▶ _Given exercise_
Copy each line that has the string "ceux" somewhere in it.

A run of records
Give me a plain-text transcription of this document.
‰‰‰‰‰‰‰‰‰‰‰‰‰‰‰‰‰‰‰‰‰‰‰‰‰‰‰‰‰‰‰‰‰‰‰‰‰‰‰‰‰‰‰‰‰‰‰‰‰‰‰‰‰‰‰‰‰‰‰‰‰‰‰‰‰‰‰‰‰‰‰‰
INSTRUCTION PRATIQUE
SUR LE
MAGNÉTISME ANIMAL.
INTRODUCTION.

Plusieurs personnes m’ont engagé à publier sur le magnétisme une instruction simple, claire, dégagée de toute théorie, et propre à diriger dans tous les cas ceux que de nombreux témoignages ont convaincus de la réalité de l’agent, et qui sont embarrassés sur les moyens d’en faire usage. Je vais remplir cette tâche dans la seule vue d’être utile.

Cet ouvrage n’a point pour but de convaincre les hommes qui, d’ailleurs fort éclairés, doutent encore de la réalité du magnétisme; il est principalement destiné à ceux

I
* * *
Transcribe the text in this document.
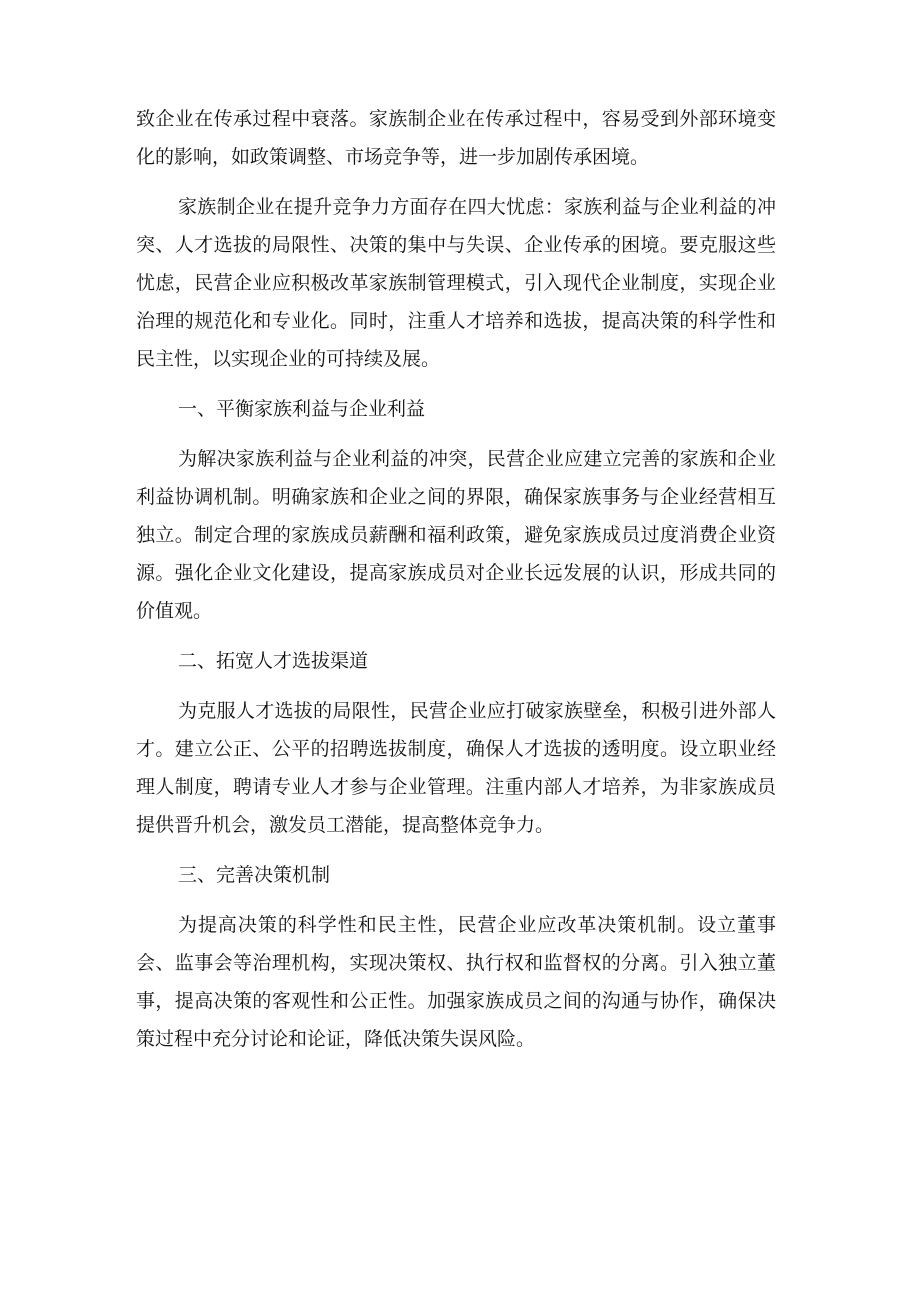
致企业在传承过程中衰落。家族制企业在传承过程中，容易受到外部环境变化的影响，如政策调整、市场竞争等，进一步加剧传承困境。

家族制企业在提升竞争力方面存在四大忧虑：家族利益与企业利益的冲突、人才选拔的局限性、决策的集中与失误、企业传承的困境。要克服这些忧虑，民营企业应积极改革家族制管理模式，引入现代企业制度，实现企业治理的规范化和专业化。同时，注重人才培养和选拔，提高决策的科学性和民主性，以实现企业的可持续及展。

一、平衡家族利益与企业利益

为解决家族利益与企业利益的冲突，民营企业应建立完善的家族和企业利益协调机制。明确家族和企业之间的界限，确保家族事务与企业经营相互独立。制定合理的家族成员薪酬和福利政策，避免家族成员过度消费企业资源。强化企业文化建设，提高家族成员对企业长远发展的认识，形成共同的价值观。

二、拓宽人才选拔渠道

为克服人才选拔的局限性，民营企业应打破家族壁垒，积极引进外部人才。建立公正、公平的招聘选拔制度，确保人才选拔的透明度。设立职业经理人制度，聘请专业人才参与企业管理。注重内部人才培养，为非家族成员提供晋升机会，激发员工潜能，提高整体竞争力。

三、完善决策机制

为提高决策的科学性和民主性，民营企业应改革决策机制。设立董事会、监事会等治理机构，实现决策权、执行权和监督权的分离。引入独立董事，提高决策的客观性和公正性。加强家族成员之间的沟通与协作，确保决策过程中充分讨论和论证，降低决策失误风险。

▶ _Result_
Plusieurs personnes m’ont engagé à publier sur le magnétisme une instruction simple, claire, dégagée de toute théorie, et propre à diriger dans tous les cas ceux que de nombreux témoignages ont convaincus de la réalité de l’agent, et qui sont embarrassés sur les moyens d’en faire usage. Je vais remplir cette tâche dans la seule vue d’être utile.
Cet ouvrage n’a point pour but de convaincre les hommes qui, d’ailleurs fort éclairés, doutent encore de la réalité du magnétisme; il est principalement destiné à ceux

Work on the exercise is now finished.